The input |

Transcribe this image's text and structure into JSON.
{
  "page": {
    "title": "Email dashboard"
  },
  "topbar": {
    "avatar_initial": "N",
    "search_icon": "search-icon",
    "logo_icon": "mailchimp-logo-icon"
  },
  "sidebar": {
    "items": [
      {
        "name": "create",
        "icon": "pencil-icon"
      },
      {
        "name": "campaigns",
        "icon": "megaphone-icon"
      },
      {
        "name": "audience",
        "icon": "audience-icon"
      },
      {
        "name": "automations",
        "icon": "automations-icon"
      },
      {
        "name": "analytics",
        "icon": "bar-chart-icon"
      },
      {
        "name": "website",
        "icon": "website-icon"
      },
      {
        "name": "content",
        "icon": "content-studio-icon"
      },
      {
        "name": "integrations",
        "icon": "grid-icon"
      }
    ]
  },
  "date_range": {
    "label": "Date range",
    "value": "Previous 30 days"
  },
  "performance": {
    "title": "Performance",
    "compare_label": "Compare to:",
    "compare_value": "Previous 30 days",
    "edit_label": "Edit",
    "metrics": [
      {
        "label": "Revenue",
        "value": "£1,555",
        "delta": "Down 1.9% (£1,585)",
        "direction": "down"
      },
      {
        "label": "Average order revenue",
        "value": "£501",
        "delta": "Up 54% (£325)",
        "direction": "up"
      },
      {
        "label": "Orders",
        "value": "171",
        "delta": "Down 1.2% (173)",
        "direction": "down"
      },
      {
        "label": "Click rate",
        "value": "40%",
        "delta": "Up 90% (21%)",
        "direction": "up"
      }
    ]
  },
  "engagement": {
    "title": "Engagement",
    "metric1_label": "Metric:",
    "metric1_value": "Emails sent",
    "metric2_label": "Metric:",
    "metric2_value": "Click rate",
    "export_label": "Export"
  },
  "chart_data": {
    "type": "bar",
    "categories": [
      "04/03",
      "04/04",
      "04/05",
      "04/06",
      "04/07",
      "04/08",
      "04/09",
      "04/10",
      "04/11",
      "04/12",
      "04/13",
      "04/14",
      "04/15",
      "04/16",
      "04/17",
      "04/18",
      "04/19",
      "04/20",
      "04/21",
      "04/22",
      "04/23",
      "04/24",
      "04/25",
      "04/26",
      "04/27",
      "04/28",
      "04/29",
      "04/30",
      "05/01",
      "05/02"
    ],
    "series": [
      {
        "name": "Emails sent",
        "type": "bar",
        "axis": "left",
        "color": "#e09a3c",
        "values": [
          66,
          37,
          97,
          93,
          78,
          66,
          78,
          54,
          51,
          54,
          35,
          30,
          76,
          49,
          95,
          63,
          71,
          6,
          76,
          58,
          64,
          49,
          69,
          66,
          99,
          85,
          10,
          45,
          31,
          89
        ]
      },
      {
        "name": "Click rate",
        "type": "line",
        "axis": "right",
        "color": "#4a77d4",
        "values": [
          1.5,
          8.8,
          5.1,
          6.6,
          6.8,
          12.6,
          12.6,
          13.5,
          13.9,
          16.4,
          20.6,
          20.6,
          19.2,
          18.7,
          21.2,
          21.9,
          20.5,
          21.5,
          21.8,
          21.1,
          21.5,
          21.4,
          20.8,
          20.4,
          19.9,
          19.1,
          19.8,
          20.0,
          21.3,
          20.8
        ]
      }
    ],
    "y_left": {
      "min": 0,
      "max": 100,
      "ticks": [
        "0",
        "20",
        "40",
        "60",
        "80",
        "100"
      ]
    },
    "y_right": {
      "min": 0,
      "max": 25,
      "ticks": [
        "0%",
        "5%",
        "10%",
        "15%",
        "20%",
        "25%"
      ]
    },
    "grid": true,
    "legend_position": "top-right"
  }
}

* * *

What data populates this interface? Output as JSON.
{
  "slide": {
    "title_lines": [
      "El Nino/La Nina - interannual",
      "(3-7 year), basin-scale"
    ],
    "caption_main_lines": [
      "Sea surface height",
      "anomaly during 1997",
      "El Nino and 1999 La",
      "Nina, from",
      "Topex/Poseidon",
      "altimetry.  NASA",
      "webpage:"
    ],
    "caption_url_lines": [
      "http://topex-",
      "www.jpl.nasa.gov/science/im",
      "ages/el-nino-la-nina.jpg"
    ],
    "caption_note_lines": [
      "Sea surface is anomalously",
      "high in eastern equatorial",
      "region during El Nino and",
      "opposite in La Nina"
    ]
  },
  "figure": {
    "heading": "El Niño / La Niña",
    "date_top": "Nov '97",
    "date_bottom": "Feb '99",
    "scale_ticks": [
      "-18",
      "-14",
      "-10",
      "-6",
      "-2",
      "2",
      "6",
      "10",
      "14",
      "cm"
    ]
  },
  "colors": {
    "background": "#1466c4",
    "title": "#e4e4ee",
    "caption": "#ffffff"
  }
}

Goal of the exercise |
Which lines in the records above contain the string "Emails"? Copy each one.

Result for this exercise |
    "metric1_value": "Emails sent",
        "name": "Emails sent",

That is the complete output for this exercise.